**AIM:** Using the listing below, select the lines with the word "dans" and copy them.

**AVAILABLE DATA:**
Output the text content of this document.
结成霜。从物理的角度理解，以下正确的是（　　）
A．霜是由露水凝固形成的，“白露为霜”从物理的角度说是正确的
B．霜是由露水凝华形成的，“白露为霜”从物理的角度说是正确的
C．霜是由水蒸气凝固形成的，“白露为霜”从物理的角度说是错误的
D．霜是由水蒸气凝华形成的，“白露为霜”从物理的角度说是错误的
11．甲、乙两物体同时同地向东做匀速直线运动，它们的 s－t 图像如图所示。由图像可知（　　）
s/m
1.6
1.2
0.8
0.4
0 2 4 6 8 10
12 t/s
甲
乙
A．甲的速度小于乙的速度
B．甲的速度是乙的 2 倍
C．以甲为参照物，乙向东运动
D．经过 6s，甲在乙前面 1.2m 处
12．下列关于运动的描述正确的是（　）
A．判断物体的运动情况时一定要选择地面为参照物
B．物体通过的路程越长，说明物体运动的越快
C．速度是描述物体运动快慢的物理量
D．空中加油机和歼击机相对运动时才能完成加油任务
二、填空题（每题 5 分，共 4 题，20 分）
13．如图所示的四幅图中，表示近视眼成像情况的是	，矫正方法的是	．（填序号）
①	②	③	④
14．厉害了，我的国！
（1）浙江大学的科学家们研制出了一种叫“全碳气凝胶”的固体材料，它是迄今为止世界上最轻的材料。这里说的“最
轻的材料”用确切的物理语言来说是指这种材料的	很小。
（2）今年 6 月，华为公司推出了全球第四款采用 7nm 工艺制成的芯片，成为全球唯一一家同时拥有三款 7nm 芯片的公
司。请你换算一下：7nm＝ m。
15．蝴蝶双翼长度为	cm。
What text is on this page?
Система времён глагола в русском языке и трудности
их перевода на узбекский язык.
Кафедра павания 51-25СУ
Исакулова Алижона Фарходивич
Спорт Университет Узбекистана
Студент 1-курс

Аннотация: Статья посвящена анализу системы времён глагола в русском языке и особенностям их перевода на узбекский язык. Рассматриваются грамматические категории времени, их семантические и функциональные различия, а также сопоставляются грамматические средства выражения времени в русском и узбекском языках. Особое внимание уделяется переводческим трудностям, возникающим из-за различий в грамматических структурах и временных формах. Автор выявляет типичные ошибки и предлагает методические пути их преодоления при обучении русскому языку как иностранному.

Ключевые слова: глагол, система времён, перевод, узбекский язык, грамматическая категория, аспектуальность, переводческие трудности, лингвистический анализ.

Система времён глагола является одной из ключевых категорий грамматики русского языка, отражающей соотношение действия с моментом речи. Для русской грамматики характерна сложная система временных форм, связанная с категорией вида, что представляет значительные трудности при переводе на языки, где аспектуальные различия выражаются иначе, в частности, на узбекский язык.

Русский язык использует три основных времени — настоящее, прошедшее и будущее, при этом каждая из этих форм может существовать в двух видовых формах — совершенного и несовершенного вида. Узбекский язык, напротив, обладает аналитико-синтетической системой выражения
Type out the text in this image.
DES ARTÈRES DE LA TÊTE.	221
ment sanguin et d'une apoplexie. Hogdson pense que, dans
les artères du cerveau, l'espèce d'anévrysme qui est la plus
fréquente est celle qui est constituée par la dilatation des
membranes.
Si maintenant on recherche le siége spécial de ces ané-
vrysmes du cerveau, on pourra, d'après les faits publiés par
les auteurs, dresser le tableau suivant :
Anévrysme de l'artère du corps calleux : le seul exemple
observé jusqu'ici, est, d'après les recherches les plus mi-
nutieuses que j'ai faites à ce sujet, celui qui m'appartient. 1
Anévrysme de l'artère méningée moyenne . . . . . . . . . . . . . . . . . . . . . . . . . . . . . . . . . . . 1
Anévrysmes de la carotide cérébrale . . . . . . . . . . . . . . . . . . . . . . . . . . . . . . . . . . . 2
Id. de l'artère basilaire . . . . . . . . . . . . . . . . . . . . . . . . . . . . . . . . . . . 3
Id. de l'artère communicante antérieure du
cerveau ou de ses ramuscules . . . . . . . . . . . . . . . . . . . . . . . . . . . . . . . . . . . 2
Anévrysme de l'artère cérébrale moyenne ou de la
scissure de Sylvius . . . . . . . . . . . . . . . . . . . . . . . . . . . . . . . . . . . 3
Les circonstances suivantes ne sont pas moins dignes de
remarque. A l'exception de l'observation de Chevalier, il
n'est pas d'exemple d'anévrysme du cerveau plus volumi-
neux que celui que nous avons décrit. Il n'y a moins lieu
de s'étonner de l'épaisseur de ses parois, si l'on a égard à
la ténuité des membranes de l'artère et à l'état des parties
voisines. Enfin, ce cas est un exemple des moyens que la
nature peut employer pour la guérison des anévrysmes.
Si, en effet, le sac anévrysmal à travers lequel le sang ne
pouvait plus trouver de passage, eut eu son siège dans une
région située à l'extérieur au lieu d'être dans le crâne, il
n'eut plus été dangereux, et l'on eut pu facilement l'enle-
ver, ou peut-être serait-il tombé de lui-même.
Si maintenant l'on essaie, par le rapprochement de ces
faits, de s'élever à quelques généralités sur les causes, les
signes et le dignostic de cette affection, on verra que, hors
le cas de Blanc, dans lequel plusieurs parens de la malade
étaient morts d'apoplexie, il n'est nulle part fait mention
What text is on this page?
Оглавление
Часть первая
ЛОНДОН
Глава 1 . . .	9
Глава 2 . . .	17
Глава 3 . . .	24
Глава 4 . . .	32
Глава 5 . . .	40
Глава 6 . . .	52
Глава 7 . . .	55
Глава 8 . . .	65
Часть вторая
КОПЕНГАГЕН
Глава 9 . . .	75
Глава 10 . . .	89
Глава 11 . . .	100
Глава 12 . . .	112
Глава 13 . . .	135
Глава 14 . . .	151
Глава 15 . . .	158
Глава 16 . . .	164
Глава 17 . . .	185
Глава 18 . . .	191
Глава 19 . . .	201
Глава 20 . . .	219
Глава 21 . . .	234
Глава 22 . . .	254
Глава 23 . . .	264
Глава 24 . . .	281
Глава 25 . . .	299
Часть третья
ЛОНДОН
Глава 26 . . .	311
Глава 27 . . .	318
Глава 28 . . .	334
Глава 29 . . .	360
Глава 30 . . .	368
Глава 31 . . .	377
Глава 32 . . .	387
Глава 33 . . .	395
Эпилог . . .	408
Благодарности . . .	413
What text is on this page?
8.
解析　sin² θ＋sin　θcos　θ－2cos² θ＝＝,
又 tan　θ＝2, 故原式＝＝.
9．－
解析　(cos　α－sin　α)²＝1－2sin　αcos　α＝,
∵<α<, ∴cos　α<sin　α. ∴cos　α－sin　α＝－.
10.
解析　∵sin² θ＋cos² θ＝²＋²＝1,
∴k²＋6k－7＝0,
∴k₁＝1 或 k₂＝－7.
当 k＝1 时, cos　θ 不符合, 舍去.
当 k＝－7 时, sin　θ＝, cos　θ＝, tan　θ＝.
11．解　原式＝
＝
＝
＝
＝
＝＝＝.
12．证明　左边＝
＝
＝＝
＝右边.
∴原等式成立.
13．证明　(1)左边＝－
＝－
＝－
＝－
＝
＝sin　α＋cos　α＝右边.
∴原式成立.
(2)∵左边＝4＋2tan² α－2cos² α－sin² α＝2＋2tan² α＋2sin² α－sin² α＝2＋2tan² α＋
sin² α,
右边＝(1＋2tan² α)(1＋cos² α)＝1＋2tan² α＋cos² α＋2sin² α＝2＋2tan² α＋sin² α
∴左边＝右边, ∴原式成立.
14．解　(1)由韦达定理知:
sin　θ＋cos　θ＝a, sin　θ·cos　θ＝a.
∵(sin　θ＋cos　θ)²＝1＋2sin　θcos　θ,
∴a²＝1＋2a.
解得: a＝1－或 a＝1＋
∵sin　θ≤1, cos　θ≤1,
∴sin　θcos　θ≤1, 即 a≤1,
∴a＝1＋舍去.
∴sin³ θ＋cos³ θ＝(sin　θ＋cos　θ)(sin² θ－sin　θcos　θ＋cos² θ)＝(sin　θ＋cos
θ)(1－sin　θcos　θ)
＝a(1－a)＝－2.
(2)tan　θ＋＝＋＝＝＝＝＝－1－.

**FINISHED EXERCISE:**
ment sanguin et d'une apoplexie. Hogdson pense que, dans
pouvait plus trouver de passage, eut eu son siège dans une
région située à l'extérieur au lieu d'être dans le crâne, il
le cas de Blanc, dans lequel plusieurs parens de la malade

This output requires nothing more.